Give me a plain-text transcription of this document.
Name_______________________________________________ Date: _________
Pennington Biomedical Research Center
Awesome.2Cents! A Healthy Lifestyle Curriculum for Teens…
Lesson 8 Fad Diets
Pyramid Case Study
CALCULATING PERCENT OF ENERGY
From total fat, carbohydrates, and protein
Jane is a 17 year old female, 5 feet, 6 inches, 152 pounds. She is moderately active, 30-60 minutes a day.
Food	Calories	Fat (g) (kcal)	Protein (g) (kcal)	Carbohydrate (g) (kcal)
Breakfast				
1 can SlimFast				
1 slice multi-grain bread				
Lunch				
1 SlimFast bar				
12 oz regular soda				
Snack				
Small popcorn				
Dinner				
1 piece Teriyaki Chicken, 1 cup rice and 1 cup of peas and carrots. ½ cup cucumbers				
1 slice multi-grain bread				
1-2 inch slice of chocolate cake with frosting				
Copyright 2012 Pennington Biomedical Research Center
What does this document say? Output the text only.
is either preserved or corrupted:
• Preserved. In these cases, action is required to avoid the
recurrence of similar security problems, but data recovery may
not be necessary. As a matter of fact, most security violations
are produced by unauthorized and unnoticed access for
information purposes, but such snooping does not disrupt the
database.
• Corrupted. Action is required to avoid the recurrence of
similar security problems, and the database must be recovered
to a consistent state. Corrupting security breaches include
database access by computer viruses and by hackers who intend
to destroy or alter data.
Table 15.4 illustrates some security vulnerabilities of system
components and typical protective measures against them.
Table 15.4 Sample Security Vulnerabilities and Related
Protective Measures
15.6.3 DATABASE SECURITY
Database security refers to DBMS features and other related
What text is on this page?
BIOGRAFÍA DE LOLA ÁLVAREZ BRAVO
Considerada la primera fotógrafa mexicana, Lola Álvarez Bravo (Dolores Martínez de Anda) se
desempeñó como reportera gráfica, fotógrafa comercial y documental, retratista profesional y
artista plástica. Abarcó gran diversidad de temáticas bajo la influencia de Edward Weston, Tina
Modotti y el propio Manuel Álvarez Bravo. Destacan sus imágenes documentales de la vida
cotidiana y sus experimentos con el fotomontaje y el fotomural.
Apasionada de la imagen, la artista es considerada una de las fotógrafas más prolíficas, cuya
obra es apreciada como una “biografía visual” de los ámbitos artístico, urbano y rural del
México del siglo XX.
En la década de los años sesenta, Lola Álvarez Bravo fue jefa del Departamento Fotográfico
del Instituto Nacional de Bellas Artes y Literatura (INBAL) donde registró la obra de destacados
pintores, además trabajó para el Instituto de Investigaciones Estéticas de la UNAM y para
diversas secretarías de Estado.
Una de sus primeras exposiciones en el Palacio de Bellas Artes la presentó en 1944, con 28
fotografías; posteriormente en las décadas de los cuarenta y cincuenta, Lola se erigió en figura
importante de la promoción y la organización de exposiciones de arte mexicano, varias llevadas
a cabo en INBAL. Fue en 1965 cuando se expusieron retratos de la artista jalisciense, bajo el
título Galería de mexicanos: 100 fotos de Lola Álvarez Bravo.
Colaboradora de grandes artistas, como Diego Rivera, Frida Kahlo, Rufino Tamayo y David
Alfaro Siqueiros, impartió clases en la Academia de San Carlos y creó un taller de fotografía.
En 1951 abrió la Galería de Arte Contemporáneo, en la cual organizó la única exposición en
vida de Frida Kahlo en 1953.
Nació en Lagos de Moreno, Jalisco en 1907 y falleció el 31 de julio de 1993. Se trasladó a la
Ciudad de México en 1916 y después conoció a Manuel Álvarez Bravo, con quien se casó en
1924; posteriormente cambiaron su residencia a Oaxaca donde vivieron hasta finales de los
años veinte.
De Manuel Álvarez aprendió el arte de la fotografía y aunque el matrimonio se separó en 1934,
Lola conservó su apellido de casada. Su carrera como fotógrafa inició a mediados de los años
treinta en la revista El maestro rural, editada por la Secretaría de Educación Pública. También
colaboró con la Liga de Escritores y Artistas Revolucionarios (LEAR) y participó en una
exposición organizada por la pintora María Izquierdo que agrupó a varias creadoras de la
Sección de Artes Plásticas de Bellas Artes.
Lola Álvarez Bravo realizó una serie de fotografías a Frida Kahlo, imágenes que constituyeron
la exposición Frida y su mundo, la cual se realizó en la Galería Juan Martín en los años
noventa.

========================================================================

== Task ==
Would you reproduce the full listing without changing a single word?

== Written solution ==
Give me a plain-text transcription of this document.
Name_______________________________________________ Date: _________
Pennington Biomedical Research Center
Awesome.2Cents! A Healthy Lifestyle Curriculum for Teens…
Lesson 8 Fad Diets
Pyramid Case Study
CALCULATING PERCENT OF ENERGY
From total fat, carbohydrates, and protein
Jane is a 17 year old female, 5 feet, 6 inches, 152 pounds. She is moderately active, 30-60 minutes a day.
Food	Calories	Fat (g) (kcal)	Protein (g) (kcal)	Carbohydrate (g) (kcal)
Breakfast				
1 can SlimFast				
1 slice multi-grain bread				
Lunch				
1 SlimFast bar				
12 oz regular soda				
Snack				
Small popcorn				
Dinner				
1 piece Teriyaki Chicken, 1 cup rice and 1 cup of peas and carrots. ½ cup cucumbers				
1 slice multi-grain bread				
1-2 inch slice of chocolate cake with frosting				
Copyright 2012 Pennington Biomedical Research Center
What does this document say? Output the text only.
is either preserved or corrupted:
• Preserved. In these cases, action is required to avoid the
recurrence of similar security problems, but data recovery may
not be necessary. As a matter of fact, most security violations
are produced by unauthorized and unnoticed access for
information purposes, but such snooping does not disrupt the
database.
• Corrupted. Action is required to avoid the recurrence of
similar security problems, and the database must be recovered
to a consistent state. Corrupting security breaches include
database access by computer viruses and by hackers who intend
to destroy or alter data.
Table 15.4 illustrates some security vulnerabilities of system
components and typical protective measures against them.
Table 15.4 Sample Security Vulnerabilities and Related
Protective Measures
15.6.3 DATABASE SECURITY
Database security refers to DBMS features and other related
What text is on this page?
BIOGRAFÍA DE LOLA ÁLVAREZ BRAVO
Considerada la primera fotógrafa mexicana, Lola Álvarez Bravo (Dolores Martínez de Anda) se
desempeñó como reportera gráfica, fotógrafa comercial y documental, retratista profesional y
artista plástica. Abarcó gran diversidad de temáticas bajo la influencia de Edward Weston, Tina
Modotti y el propio Manuel Álvarez Bravo. Destacan sus imágenes documentales de la vida
cotidiana y sus experimentos con el fotomontaje y el fotomural.
Apasionada de la imagen, la artista es considerada una de las fotógrafas más prolíficas, cuya
obra es apreciada como una “biografía visual” de los ámbitos artístico, urbano y rural del
México del siglo XX.
En la década de los años sesenta, Lola Álvarez Bravo fue jefa del Departamento Fotográfico
del Instituto Nacional de Bellas Artes y Literatura (INBAL) donde registró la obra de destacados
pintores, además trabajó para el Instituto de Investigaciones Estéticas de la UNAM y para
diversas secretarías de Estado.
Una de sus primeras exposiciones en el Palacio de Bellas Artes la presentó en 1944, con 28
fotografías; posteriormente en las décadas de los cuarenta y cincuenta, Lola se erigió en figura
importante de la promoción y la organización de exposiciones de arte mexicano, varias llevadas
a cabo en INBAL. Fue en 1965 cuando se expusieron retratos de la artista jalisciense, bajo el
título Galería de mexicanos: 100 fotos de Lola Álvarez Bravo.
Colaboradora de grandes artistas, como Diego Rivera, Frida Kahlo, Rufino Tamayo y David
Alfaro Siqueiros, impartió clases en la Academia de San Carlos y creó un taller de fotografía.
En 1951 abrió la Galería de Arte Contemporáneo, en la cual organizó la única exposición en
vida de Frida Kahlo en 1953.
Nació en Lagos de Moreno, Jalisco en 1907 y falleció el 31 de julio de 1993. Se trasladó a la
Ciudad de México en 1916 y después conoció a Manuel Álvarez Bravo, con quien se casó en
1924; posteriormente cambiaron su residencia a Oaxaca donde vivieron hasta finales de los
años veinte.
De Manuel Álvarez aprendió el arte de la fotografía y aunque el matrimonio se separó en 1934,
Lola conservó su apellido de casada. Su carrera como fotógrafa inició a mediados de los años
treinta en la revista El maestro rural, editada por la Secretaría de Educación Pública. También
colaboró con la Liga de Escritores y Artistas Revolucionarios (LEAR) y participó en una
exposición organizada por la pintora María Izquierdo que agrupó a varias creadoras de la
Sección de Artes Plásticas de Bellas Artes.
Lola Álvarez Bravo realizó una serie de fotografías a Frida Kahlo, imágenes que constituyeron
la exposición Frida y su mundo, la cual se realizó en la Galería Juan Martín en los años
noventa.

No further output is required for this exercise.